(Items from a figure collection)
# # # # # # #
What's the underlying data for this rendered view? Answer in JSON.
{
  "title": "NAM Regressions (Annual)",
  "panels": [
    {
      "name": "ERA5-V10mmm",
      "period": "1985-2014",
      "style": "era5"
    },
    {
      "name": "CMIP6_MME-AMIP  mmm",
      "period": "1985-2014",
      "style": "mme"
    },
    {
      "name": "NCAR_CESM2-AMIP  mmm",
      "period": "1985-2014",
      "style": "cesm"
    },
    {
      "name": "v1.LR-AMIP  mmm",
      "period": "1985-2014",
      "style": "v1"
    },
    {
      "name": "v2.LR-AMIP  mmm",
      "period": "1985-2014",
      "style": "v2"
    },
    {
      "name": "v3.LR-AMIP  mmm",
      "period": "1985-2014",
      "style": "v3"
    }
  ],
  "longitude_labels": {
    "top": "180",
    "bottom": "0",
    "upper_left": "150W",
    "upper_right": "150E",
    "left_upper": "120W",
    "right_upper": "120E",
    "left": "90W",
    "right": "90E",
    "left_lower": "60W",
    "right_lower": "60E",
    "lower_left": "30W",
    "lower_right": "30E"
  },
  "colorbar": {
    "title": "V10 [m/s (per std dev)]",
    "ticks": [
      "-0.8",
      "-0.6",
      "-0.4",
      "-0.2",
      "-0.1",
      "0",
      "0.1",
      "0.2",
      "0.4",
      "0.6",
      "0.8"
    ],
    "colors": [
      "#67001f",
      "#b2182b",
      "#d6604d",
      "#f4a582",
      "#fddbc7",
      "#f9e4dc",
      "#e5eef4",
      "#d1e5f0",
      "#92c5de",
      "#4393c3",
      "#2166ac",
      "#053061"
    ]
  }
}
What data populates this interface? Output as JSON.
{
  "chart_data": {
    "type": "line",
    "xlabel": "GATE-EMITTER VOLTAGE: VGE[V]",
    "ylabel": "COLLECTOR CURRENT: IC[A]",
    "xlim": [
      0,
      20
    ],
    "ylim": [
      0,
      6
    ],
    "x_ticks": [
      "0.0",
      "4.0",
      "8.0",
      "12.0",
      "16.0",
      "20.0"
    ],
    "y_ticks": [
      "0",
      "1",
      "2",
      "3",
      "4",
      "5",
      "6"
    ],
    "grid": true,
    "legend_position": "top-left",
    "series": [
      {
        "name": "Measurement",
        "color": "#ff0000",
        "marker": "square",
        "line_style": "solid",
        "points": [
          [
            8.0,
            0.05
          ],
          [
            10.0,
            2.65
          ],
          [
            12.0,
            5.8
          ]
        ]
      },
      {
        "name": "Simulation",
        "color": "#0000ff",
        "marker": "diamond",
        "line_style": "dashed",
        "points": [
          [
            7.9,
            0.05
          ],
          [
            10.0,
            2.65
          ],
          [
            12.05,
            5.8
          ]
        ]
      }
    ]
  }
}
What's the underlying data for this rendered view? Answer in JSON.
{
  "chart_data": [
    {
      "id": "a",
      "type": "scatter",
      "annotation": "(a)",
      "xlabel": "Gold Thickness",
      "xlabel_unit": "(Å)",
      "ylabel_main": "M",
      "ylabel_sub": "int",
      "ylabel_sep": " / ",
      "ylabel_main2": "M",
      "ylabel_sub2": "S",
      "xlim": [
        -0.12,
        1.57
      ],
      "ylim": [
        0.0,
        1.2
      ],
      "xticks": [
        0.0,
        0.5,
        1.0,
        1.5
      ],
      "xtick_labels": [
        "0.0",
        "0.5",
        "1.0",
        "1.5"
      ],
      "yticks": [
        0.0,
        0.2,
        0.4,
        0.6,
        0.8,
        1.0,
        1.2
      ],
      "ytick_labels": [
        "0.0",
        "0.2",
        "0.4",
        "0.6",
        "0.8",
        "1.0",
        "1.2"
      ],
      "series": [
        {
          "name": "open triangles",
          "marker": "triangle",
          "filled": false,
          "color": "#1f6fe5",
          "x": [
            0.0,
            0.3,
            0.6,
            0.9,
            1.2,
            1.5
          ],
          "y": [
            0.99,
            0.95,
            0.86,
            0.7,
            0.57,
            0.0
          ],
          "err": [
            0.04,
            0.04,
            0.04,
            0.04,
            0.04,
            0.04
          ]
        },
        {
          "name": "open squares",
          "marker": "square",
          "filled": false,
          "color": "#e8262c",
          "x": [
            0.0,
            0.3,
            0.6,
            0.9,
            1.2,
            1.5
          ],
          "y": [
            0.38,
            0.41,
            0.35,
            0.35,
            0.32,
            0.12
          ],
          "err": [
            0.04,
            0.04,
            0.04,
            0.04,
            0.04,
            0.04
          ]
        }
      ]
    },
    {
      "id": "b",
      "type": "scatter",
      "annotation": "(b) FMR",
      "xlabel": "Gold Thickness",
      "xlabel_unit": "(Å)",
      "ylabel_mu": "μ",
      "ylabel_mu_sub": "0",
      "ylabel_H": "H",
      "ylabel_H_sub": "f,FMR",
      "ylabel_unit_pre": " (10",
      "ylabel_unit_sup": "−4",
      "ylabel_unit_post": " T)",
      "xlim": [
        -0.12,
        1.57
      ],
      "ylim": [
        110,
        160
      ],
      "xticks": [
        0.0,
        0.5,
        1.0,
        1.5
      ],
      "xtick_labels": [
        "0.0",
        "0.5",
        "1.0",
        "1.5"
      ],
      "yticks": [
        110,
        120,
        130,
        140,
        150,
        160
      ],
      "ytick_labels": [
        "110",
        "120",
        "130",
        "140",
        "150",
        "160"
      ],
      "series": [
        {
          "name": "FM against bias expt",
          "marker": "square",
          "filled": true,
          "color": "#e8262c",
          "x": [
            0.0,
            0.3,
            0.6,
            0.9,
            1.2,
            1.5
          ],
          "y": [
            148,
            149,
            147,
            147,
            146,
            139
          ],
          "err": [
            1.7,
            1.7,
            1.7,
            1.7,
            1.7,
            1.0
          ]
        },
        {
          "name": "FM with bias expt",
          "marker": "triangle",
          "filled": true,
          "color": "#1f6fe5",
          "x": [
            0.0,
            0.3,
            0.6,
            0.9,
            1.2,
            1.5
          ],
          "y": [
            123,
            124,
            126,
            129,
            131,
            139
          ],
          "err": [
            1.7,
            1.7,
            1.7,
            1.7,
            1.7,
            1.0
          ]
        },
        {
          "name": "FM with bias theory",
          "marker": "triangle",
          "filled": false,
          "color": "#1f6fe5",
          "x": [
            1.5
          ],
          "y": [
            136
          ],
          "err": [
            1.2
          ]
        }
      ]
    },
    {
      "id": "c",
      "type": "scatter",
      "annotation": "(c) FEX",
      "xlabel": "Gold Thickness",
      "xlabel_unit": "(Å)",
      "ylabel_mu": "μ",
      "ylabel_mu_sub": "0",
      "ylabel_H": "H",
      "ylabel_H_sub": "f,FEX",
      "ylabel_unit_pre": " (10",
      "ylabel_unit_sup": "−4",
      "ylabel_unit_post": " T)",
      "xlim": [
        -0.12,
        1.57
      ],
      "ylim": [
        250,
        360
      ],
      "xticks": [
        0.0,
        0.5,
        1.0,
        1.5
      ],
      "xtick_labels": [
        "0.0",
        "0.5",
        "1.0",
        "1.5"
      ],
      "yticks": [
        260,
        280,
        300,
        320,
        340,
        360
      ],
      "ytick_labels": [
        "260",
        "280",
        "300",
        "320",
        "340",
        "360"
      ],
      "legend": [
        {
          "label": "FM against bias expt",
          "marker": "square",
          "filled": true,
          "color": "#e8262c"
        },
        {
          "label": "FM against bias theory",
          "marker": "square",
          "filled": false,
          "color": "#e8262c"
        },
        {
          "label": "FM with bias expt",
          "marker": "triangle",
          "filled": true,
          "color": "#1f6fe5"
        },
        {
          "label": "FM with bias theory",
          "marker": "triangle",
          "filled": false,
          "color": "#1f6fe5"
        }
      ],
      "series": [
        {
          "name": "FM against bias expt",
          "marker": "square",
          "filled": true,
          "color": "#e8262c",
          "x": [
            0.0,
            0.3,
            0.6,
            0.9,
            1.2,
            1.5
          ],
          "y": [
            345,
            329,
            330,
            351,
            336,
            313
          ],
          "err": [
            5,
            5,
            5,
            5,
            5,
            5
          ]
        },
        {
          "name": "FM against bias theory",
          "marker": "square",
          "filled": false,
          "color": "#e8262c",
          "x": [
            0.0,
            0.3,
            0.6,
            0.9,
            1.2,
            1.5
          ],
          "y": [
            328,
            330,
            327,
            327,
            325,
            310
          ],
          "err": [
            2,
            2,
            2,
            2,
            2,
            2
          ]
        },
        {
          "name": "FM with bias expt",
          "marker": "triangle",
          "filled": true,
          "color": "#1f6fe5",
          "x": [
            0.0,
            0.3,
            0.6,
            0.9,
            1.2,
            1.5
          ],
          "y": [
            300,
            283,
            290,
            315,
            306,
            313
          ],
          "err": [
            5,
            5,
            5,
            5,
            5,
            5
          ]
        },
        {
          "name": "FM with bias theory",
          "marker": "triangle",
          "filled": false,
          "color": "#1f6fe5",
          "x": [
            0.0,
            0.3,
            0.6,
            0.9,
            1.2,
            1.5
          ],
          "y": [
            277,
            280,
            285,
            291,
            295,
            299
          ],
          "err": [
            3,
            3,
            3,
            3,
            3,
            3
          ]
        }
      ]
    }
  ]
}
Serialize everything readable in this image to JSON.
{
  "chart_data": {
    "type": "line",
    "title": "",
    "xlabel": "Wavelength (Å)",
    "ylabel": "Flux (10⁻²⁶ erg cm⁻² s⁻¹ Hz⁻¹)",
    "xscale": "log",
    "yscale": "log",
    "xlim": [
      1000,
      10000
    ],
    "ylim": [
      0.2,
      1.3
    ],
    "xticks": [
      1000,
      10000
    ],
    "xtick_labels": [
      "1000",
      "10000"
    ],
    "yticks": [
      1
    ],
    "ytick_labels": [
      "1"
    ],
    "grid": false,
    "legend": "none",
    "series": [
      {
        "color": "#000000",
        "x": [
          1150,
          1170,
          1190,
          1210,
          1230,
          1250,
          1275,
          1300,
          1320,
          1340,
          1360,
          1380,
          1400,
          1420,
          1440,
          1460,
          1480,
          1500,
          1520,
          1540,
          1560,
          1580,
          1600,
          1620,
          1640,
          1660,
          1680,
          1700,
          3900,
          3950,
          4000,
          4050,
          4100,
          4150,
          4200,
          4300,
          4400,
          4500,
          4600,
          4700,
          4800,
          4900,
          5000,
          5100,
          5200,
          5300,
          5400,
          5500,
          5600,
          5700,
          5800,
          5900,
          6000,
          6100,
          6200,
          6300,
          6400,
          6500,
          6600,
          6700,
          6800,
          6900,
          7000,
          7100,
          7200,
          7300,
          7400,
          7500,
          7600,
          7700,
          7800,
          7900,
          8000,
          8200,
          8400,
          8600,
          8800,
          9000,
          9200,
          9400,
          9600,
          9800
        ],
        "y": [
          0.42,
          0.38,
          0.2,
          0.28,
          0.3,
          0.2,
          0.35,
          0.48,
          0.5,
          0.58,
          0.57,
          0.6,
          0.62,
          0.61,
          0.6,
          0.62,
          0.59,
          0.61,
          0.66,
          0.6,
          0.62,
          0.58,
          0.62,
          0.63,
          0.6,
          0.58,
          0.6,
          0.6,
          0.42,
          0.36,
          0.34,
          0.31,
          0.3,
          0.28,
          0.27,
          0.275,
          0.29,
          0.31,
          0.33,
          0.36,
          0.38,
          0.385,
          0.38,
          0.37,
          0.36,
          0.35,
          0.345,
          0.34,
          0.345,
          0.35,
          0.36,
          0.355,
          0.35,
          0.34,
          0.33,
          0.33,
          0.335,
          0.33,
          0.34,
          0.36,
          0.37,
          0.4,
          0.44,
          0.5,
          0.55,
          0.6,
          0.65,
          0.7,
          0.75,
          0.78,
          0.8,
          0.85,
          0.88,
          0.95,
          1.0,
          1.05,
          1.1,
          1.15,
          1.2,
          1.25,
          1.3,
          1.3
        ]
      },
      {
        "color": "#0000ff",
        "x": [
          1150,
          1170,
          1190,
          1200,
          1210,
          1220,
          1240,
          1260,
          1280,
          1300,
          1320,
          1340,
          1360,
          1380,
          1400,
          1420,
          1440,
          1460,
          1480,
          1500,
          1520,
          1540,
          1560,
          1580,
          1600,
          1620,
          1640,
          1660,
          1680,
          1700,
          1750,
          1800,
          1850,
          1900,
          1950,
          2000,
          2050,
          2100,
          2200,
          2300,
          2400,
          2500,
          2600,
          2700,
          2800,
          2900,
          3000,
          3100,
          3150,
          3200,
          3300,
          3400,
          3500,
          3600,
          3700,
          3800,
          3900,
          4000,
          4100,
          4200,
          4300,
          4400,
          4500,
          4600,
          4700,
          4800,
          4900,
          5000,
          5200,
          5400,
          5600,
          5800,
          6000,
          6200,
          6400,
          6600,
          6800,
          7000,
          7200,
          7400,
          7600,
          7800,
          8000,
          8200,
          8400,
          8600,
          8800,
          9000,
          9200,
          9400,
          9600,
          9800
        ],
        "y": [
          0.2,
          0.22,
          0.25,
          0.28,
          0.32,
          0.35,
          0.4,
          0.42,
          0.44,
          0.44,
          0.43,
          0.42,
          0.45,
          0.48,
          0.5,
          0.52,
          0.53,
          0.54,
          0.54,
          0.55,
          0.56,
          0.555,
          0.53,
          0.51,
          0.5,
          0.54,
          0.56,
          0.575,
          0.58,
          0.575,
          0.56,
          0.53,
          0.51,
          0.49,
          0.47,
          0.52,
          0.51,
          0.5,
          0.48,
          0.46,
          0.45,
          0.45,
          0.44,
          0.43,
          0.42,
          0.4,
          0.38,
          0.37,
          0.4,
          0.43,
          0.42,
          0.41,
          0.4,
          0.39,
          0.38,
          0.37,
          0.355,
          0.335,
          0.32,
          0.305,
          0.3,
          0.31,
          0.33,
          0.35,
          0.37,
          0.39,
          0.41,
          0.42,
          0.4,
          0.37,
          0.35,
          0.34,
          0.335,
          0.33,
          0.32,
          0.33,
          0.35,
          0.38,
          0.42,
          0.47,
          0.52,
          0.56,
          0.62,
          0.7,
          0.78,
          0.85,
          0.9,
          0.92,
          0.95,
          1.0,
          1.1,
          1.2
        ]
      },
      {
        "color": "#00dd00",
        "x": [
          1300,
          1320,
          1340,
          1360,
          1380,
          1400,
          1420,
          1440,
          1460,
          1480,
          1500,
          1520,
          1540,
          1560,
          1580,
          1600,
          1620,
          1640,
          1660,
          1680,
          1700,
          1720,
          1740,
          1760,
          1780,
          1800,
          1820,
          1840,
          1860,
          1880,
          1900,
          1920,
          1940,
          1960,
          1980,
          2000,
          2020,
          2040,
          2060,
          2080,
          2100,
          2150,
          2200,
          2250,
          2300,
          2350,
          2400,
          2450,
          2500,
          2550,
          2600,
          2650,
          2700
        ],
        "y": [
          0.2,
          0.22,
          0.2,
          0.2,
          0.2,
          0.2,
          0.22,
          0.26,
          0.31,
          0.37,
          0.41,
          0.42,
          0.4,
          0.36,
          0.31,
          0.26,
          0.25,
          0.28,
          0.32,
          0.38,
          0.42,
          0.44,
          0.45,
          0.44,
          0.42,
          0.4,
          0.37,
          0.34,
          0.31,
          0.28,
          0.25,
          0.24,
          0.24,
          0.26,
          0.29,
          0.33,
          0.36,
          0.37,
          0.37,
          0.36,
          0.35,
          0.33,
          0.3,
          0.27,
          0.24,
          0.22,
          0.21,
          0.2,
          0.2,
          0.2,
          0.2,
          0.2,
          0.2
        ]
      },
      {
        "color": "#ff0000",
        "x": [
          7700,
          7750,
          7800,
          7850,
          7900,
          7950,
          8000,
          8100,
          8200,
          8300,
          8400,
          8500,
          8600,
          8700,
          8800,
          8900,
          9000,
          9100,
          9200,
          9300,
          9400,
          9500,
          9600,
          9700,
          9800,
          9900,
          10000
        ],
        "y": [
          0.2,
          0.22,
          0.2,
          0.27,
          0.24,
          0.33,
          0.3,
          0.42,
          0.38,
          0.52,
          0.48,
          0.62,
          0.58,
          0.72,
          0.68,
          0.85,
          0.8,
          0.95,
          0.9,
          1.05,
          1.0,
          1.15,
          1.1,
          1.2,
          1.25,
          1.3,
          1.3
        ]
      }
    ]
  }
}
# # # # # # #
▶ Directions for this task: Copy all lines from the material that hold "JSON".

▶ Answer to this exercise:
What's the underlying data for this rendered view? Answer in JSON.
What data populates this interface? Output as JSON.
What's the underlying data for this rendered view? Answer in JSON.
Serialize everything readable in this image to JSON.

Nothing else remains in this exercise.